In the listing below, locate the lines that hold the string "JSON". Copy those lines.
===== Raw records =====
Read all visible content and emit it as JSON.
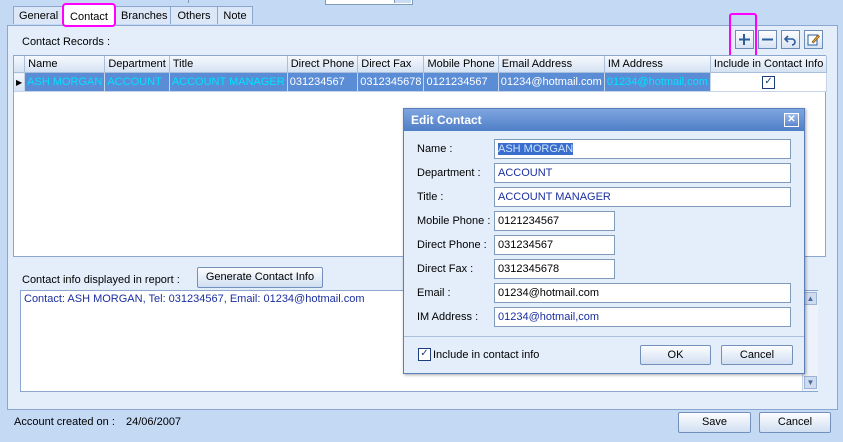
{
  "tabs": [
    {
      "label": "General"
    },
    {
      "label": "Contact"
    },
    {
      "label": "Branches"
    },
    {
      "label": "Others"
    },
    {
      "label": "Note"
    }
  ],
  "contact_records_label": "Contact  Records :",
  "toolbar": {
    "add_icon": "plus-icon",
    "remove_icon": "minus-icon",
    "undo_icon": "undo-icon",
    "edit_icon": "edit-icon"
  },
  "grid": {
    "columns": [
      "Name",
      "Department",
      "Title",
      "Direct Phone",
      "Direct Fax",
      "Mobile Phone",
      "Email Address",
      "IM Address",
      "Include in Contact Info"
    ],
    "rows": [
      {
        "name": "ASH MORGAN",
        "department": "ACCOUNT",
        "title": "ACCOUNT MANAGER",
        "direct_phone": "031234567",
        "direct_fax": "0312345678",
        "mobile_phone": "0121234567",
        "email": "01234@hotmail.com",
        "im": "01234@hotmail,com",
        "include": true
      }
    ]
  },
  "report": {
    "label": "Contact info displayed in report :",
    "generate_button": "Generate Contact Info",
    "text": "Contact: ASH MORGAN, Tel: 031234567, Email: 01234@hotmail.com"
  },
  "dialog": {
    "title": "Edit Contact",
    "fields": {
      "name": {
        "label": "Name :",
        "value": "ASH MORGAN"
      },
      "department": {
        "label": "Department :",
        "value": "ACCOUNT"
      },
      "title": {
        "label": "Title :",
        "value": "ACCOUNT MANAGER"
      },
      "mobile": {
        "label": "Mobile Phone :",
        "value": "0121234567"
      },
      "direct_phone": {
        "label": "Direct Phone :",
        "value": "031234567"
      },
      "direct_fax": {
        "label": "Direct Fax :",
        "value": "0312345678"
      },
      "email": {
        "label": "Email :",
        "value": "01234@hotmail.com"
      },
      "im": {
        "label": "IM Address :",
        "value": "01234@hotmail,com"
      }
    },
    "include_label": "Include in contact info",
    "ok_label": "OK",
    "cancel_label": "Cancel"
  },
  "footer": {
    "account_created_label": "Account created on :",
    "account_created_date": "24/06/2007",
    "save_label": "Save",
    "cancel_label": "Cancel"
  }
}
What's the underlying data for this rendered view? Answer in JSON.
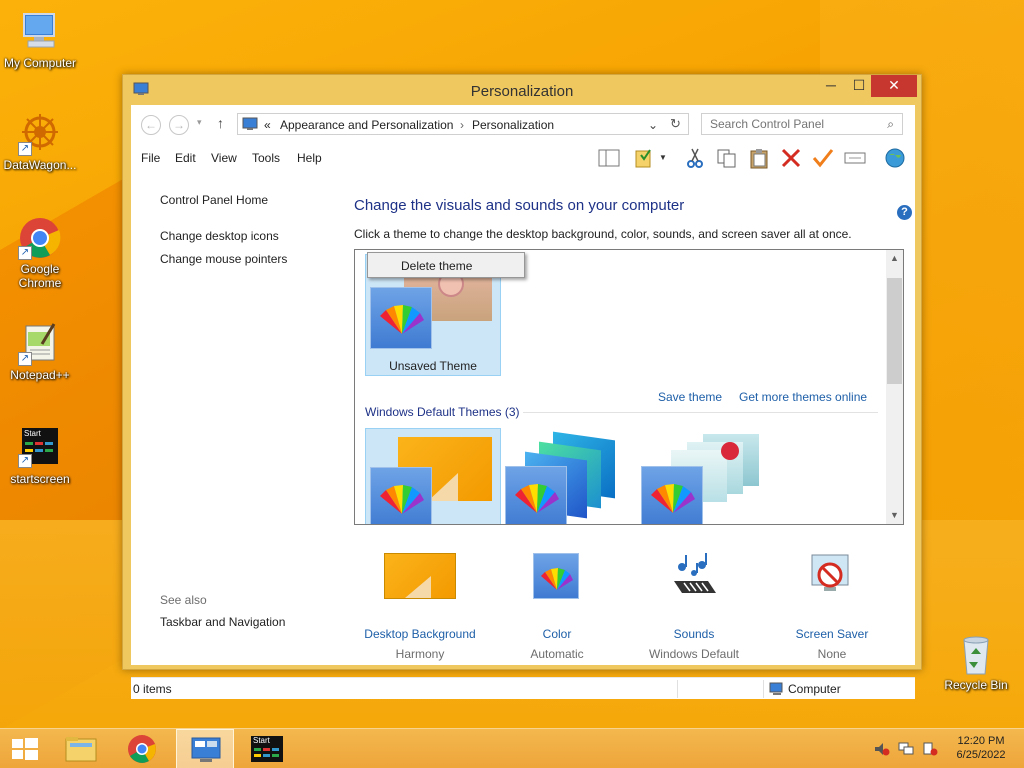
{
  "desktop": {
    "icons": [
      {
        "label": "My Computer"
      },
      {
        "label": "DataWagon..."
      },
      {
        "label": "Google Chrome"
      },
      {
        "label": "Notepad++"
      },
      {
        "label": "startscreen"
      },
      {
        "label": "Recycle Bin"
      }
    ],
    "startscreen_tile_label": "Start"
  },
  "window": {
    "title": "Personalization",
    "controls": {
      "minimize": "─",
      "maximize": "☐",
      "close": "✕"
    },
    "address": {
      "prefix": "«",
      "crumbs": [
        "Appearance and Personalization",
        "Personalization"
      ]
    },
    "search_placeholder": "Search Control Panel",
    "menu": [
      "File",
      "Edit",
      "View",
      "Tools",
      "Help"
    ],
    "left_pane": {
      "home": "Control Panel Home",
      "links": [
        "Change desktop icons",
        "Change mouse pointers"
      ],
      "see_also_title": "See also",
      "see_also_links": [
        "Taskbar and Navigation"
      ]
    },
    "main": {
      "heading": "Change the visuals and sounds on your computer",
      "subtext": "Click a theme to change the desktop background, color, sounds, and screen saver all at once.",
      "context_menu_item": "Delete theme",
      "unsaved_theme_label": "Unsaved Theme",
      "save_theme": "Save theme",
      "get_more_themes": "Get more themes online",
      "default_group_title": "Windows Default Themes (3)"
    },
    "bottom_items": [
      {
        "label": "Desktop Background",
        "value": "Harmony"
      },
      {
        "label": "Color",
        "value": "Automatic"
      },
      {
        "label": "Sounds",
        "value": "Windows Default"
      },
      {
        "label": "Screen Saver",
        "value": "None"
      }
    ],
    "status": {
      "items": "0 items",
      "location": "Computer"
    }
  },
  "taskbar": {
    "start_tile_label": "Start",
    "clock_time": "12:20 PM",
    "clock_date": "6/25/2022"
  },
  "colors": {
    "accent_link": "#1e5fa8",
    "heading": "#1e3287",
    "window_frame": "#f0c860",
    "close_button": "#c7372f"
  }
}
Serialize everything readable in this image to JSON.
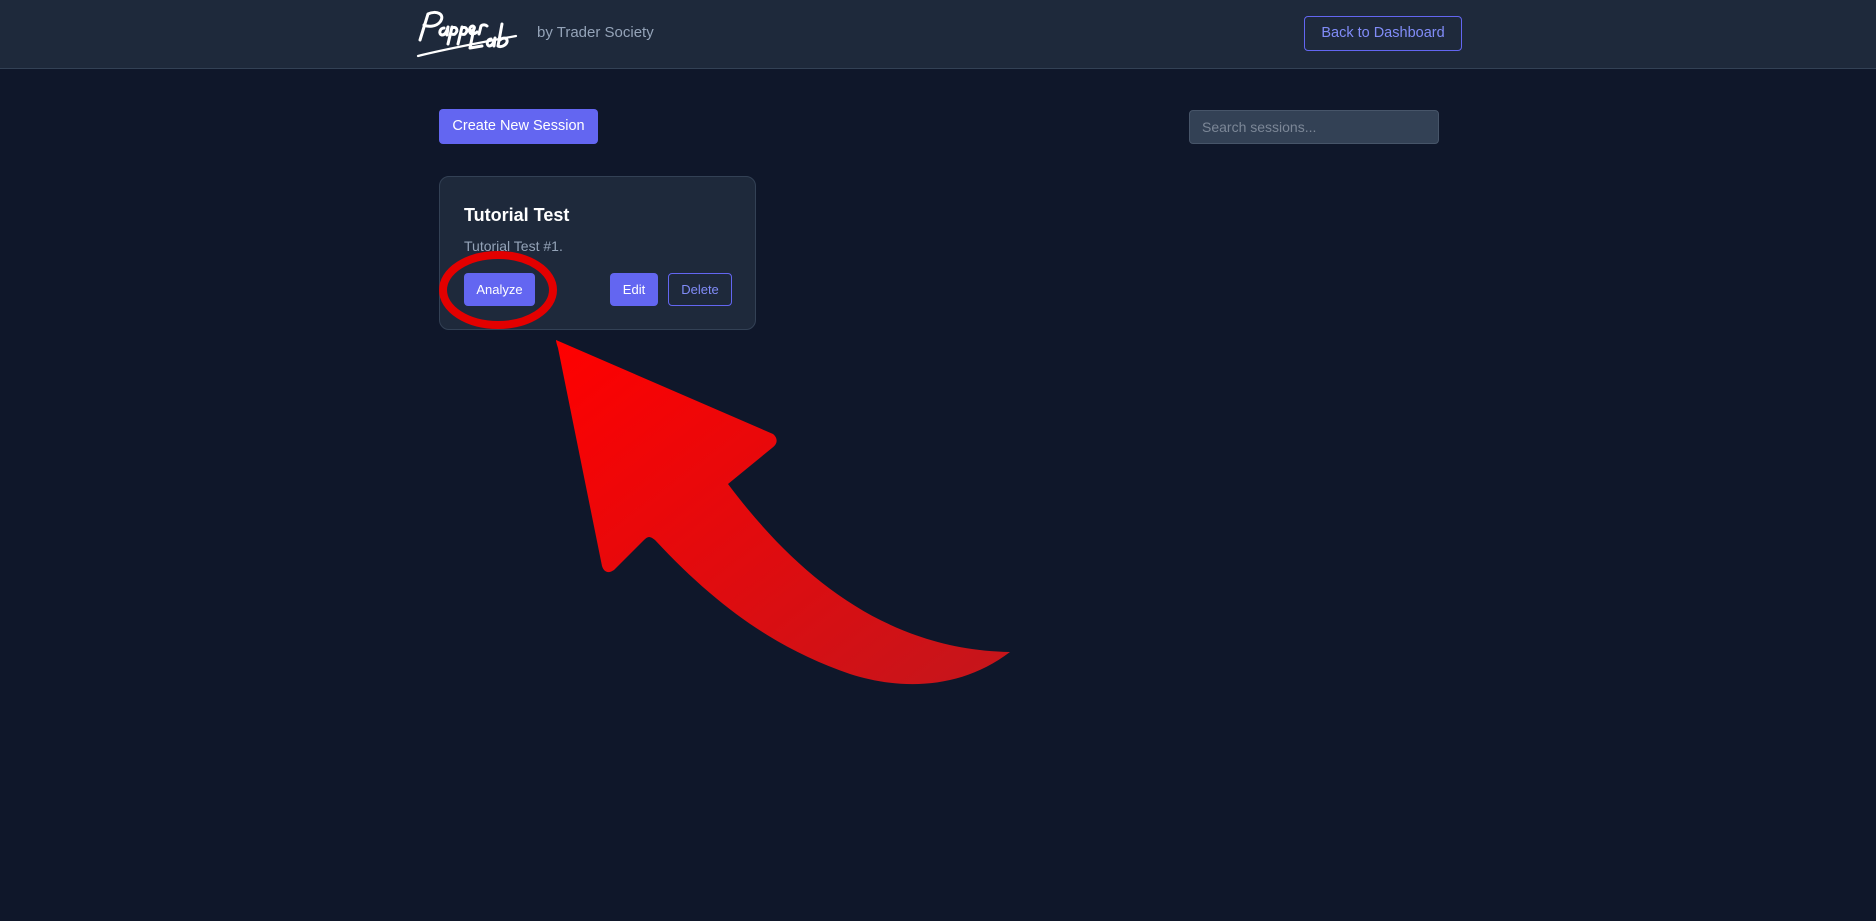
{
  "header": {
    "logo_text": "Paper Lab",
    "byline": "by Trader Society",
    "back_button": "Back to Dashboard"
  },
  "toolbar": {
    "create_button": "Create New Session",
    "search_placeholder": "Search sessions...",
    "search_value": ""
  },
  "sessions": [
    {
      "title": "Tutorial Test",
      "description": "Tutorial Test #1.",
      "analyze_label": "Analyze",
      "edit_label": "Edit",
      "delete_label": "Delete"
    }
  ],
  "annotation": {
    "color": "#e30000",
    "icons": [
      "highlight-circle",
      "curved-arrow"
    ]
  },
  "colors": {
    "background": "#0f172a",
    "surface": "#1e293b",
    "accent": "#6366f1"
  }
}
=====
# [Finished exercise]
Read all visible content and emit it as JSON.
What's the underlying data for this rendered view? Answer in JSON.
Serialize everything readable in this image to JSON.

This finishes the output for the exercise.